• **What the task requires**
What is needed here is an exact copy of every entry.

• **Data section**
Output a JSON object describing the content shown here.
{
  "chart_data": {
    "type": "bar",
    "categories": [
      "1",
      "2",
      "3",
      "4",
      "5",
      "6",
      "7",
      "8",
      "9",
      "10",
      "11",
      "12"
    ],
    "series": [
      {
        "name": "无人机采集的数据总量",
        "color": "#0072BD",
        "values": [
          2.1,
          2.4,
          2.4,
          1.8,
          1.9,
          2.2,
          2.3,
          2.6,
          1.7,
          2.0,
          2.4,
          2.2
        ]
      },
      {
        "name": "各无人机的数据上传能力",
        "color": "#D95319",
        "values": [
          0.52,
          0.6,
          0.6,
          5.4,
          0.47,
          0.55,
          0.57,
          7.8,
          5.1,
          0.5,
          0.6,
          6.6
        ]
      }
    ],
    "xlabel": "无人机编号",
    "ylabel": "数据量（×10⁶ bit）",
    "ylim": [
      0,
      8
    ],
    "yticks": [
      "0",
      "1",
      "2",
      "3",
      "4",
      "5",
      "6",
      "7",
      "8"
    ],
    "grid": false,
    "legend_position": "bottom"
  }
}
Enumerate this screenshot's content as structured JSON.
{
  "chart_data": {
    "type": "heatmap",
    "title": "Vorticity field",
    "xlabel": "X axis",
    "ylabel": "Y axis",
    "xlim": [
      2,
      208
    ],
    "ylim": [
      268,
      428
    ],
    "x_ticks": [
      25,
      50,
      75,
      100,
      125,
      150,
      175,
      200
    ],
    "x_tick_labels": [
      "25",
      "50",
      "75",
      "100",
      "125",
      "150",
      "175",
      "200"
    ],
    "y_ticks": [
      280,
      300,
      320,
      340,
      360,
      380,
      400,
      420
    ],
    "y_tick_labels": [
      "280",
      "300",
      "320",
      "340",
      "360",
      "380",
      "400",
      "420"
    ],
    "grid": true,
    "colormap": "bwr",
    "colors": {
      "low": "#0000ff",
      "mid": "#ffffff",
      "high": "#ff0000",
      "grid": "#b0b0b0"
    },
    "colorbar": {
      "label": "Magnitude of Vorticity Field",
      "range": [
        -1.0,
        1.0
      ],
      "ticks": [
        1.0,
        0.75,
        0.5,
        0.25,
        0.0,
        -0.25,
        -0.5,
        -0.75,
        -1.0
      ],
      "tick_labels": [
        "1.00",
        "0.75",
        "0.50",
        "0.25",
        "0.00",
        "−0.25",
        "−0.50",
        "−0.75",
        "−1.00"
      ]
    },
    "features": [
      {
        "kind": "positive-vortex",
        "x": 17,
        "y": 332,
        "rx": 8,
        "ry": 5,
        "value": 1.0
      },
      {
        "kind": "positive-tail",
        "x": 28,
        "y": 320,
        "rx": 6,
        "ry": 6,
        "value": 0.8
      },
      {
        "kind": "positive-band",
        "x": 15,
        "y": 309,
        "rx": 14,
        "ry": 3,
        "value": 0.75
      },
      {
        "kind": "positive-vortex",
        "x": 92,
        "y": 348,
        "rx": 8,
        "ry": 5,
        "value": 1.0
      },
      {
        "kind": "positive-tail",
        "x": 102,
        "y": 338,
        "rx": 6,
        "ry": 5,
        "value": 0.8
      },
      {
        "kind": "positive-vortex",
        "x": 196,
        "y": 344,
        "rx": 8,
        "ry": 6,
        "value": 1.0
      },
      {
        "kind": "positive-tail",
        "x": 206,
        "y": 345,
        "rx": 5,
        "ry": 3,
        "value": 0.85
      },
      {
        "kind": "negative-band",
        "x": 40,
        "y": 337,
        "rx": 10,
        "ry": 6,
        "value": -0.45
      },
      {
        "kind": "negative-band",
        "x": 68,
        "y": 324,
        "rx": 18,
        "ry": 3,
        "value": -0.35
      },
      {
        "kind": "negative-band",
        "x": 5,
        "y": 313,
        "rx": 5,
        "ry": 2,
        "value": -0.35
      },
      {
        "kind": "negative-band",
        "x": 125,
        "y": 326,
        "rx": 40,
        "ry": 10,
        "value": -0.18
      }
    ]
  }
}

• **Written response**
Output a JSON object describing the content shown here.
{
  "chart_data": {
    "type": "bar",
    "categories": [
      "1",
      "2",
      "3",
      "4",
      "5",
      "6",
      "7",
      "8",
      "9",
      "10",
      "11",
      "12"
    ],
    "series": [
      {
        "name": "无人机采集的数据总量",
        "color": "#0072BD",
        "values": [
          2.1,
          2.4,
          2.4,
          1.8,
          1.9,
          2.2,
          2.3,
          2.6,
          1.7,
          2.0,
          2.4,
          2.2
        ]
      },
      {
        "name": "各无人机的数据上传能力",
        "color": "#D95319",
        "values": [
          0.52,
          0.6,
          0.6,
          5.4,
          0.47,
          0.55,
          0.57,
          7.8,
          5.1,
          0.5,
          0.6,
          6.6
        ]
      }
    ],
    "xlabel": "无人机编号",
    "ylabel": "数据量（×10⁶ bit）",
    "ylim": [
      0,
      8
    ],
    "yticks": [
      "0",
      "1",
      "2",
      "3",
      "4",
      "5",
      "6",
      "7",
      "8"
    ],
    "grid": false,
    "legend_position": "bottom"
  }
}
Enumerate this screenshot's content as structured JSON.
{
  "chart_data": {
    "type": "heatmap",
    "title": "Vorticity field",
    "xlabel": "X axis",
    "ylabel": "Y axis",
    "xlim": [
      2,
      208
    ],
    "ylim": [
      268,
      428
    ],
    "x_ticks": [
      25,
      50,
      75,
      100,
      125,
      150,
      175,
      200
    ],
    "x_tick_labels": [
      "25",
      "50",
      "75",
      "100",
      "125",
      "150",
      "175",
      "200"
    ],
    "y_ticks": [
      280,
      300,
      320,
      340,
      360,
      380,
      400,
      420
    ],
    "y_tick_labels": [
      "280",
      "300",
      "320",
      "340",
      "360",
      "380",
      "400",
      "420"
    ],
    "grid": true,
    "colormap": "bwr",
    "colors": {
      "low": "#0000ff",
      "mid": "#ffffff",
      "high": "#ff0000",
      "grid": "#b0b0b0"
    },
    "colorbar": {
      "label": "Magnitude of Vorticity Field",
      "range": [
        -1.0,
        1.0
      ],
      "ticks": [
        1.0,
        0.75,
        0.5,
        0.25,
        0.0,
        -0.25,
        -0.5,
        -0.75,
        -1.0
      ],
      "tick_labels": [
        "1.00",
        "0.75",
        "0.50",
        "0.25",
        "0.00",
        "−0.25",
        "−0.50",
        "−0.75",
        "−1.00"
      ]
    },
    "features": [
      {
        "kind": "positive-vortex",
        "x": 17,
        "y": 332,
        "rx": 8,
        "ry": 5,
        "value": 1.0
      },
      {
        "kind": "positive-tail",
        "x": 28,
        "y": 320,
        "rx": 6,
        "ry": 6,
        "value": 0.8
      },
      {
        "kind": "positive-band",
        "x": 15,
        "y": 309,
        "rx": 14,
        "ry": 3,
        "value": 0.75
      },
      {
        "kind": "positive-vortex",
        "x": 92,
        "y": 348,
        "rx": 8,
        "ry": 5,
        "value": 1.0
      },
      {
        "kind": "positive-tail",
        "x": 102,
        "y": 338,
        "rx": 6,
        "ry": 5,
        "value": 0.8
      },
      {
        "kind": "positive-vortex",
        "x": 196,
        "y": 344,
        "rx": 8,
        "ry": 6,
        "value": 1.0
      },
      {
        "kind": "positive-tail",
        "x": 206,
        "y": 345,
        "rx": 5,
        "ry": 3,
        "value": 0.85
      },
      {
        "kind": "negative-band",
        "x": 40,
        "y": 337,
        "rx": 10,
        "ry": 6,
        "value": -0.45
      },
      {
        "kind": "negative-band",
        "x": 68,
        "y": 324,
        "rx": 18,
        "ry": 3,
        "value": -0.35
      },
      {
        "kind": "negative-band",
        "x": 5,
        "y": 313,
        "rx": 5,
        "ry": 2,
        "value": -0.35
      },
      {
        "kind": "negative-band",
        "x": 125,
        "y": 326,
        "rx": 40,
        "ry": 10,
        "value": -0.18
      }
    ]
  }
}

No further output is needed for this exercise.